→ TASK: Copy each record exactly as it reads, leaving out any pictures it holds.

(Data items)

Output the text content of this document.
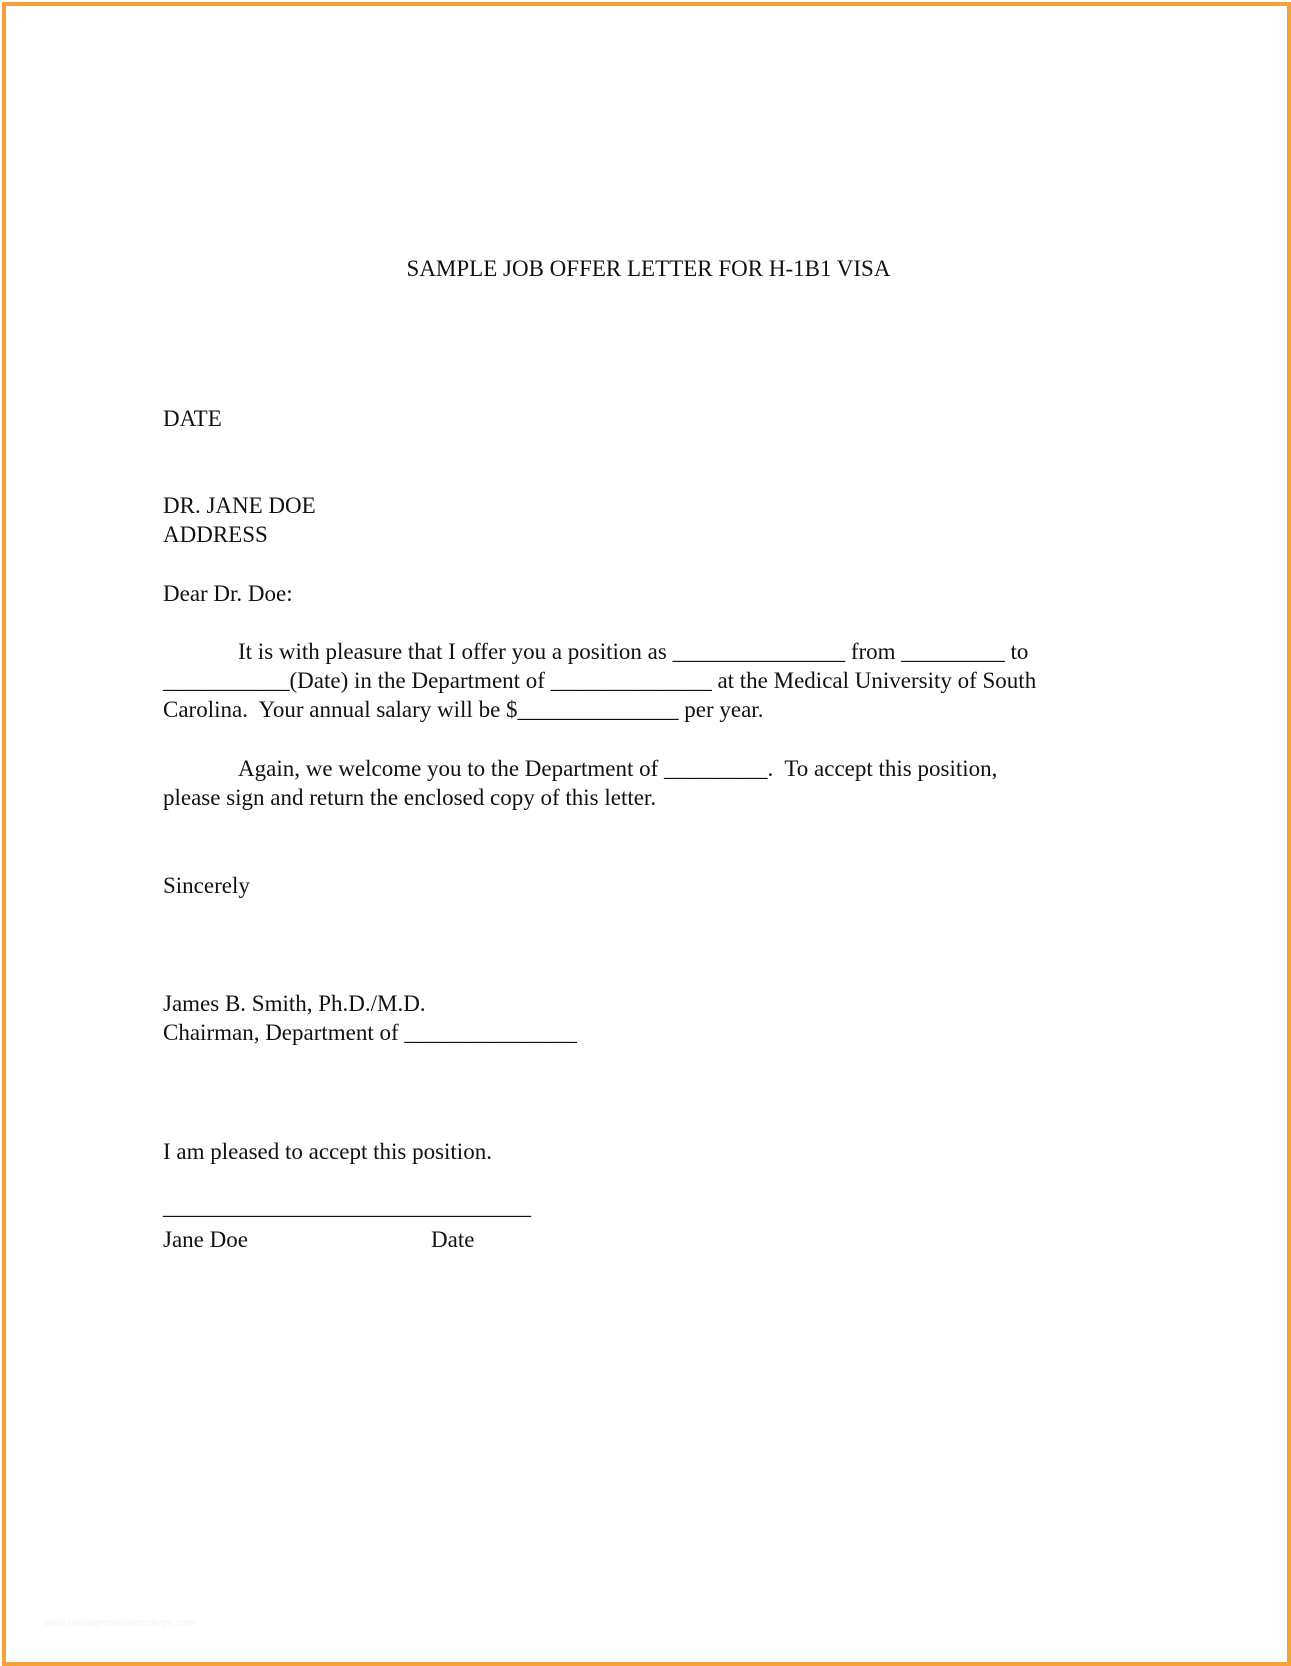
SAMPLE JOB OFFER LETTER FOR H-1B1 VISA
DATE
DR. JANE DOE
ADDRESS
Dear Dr. Doe:
It is with pleasure that I offer you a position as _______________ from _________ to
___________(Date) in the Department of ______________ at the Medical University of South
Carolina.  Your annual salary will be $______________ per year.
Again, we welcome you to the Department of _________.  To accept this position,
please sign and return the enclosed copy of this letter.
Sincerely
James B. Smith, Ph.D./M.D.
Chairman, Department of _______________
I am pleased to accept this position.
________________________________
Jane Doe	Date
www.heritagechristiancollege.com
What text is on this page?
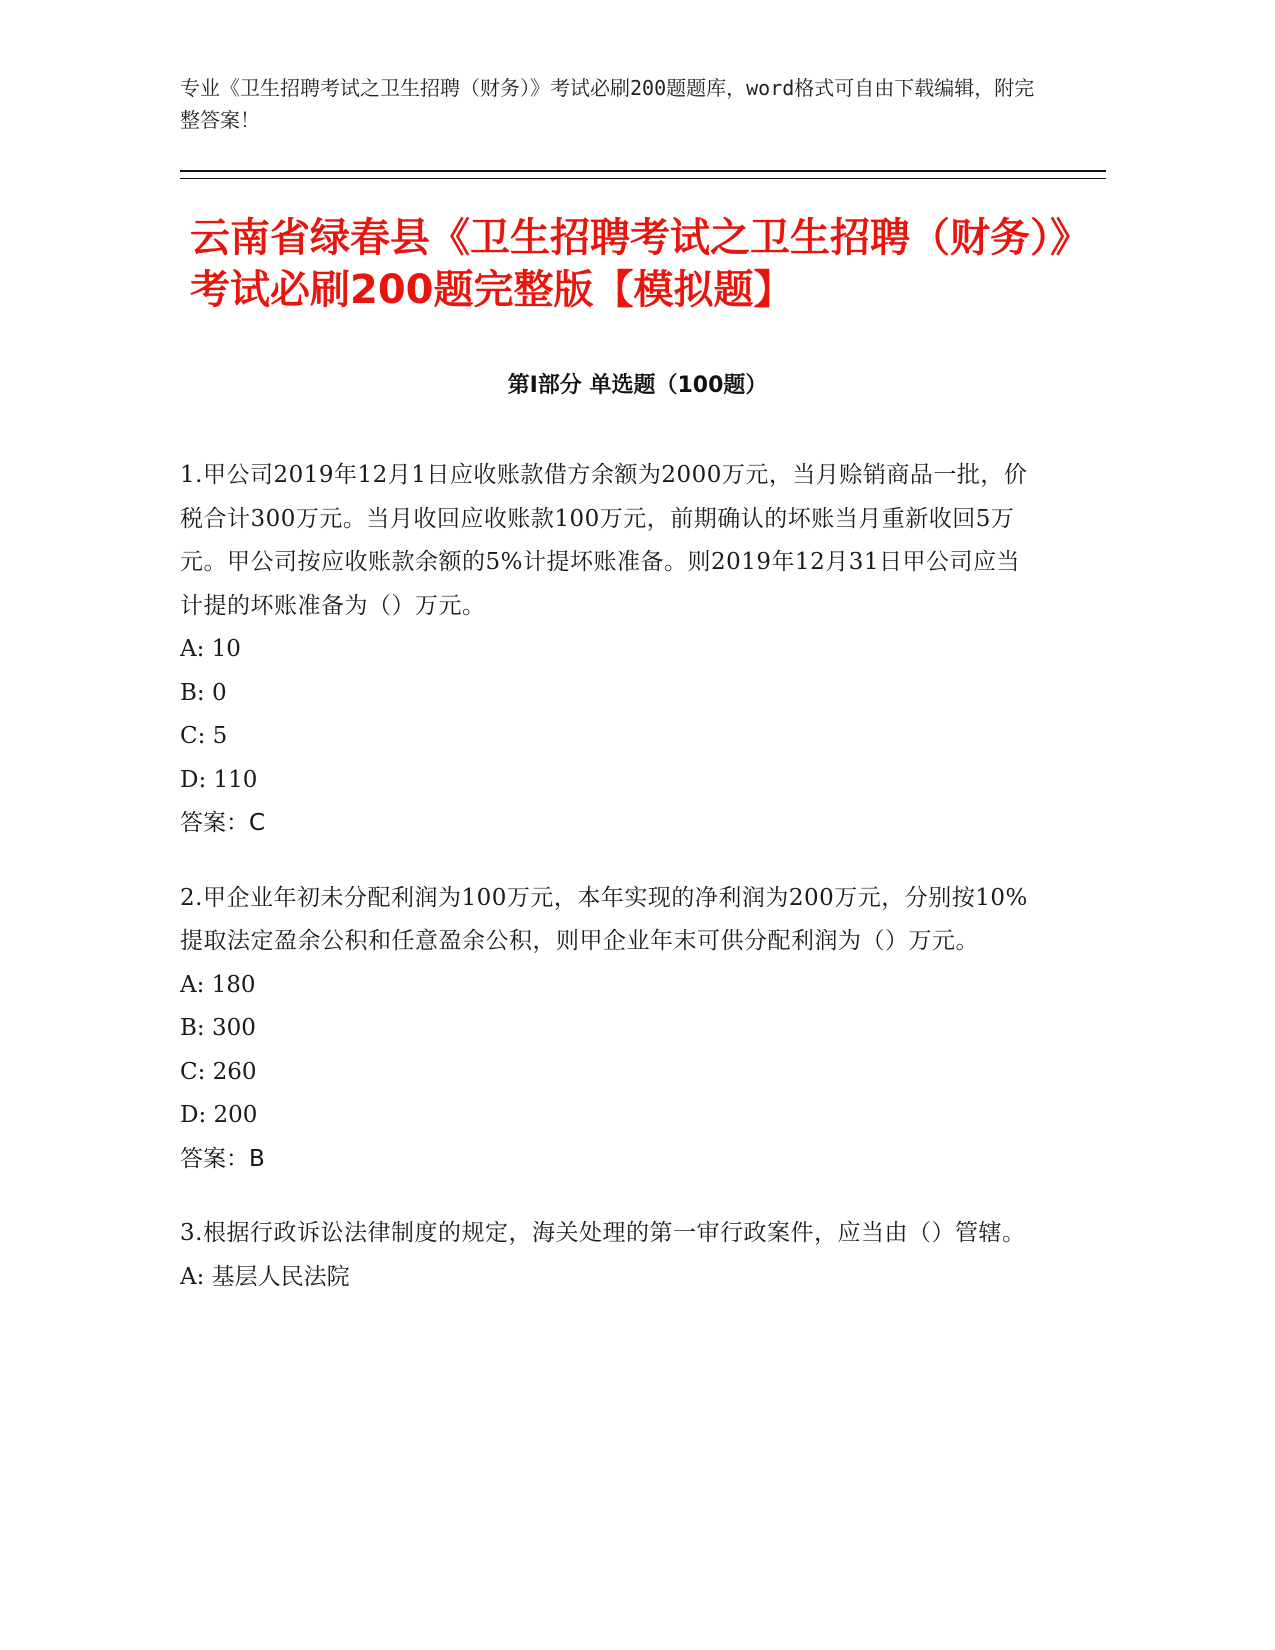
专业《卫生招聘考试之卫生招聘（财务）》考试必刷200题题库，word格式可自由下载编辑，附完整答案！
云南省绿春县《卫生招聘考试之卫生招聘（财务）》考试必刷200题完整版【模拟题】
第I部分 单选题（100题）

1.甲公司2019年12月1日应收账款借方余额为2000万元，当月赊销商品一批，价税合计300万元。当月收回应收账款100万元，前期确认的坏账当月重新收回5万元。甲公司按应收账款余额的5%计提坏账准备。则2019年12月31日甲公司应当计提的坏账准备为（）万元。

A: 10

B: 0

C: 5

D: 110

答案：C

2.甲企业年初未分配利润为100万元，本年实现的净利润为200万元，分别按10%提取法定盈余公积和任意盈余公积，则甲企业年末可供分配利润为（）万元。

A: 180

B: 300

C: 260

D: 200

答案：B

3.根据行政诉讼法律制度的规定，海关处理的第一审行政案件，应当由（）管辖。

A: 基层人民法院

→ RESPONSE TO THIS TASK:
Output the text content of this document.
SAMPLE JOB OFFER LETTER FOR H-1B1 VISA
DATE
DR. JANE DOE
ADDRESS
Dear Dr. Doe:
It is with pleasure that I offer you a position as _______________ from _________ to
___________(Date) in the Department of ______________ at the Medical University of South
Carolina.  Your annual salary will be $______________ per year.
Again, we welcome you to the Department of _________.  To accept this position,
please sign and return the enclosed copy of this letter.
Sincerely
James B. Smith, Ph.D./M.D.
Chairman, Department of _______________
I am pleased to accept this position.
________________________________
Jane Doe	Date
www.heritagechristiancollege.com
What text is on this page?
专业《卫生招聘考试之卫生招聘（财务）》考试必刷200题题库，word格式可自由下载编辑，附完整答案！
云南省绿春县《卫生招聘考试之卫生招聘（财务）》考试必刷200题完整版【模拟题】
第I部分 单选题（100题）

1.甲公司2019年12月1日应收账款借方余额为2000万元，当月赊销商品一批，价税合计300万元。当月收回应收账款100万元，前期确认的坏账当月重新收回5万元。甲公司按应收账款余额的5%计提坏账准备。则2019年12月31日甲公司应当计提的坏账准备为（）万元。

A: 10

B: 0

C: 5

D: 110

答案：C

2.甲企业年初未分配利润为100万元，本年实现的净利润为200万元，分别按10%提取法定盈余公积和任意盈余公积，则甲企业年末可供分配利润为（）万元。

A: 180

B: 300

C: 260

D: 200

答案：B

3.根据行政诉讼法律制度的规定，海关处理的第一审行政案件，应当由（）管辖。

A: 基层人民法院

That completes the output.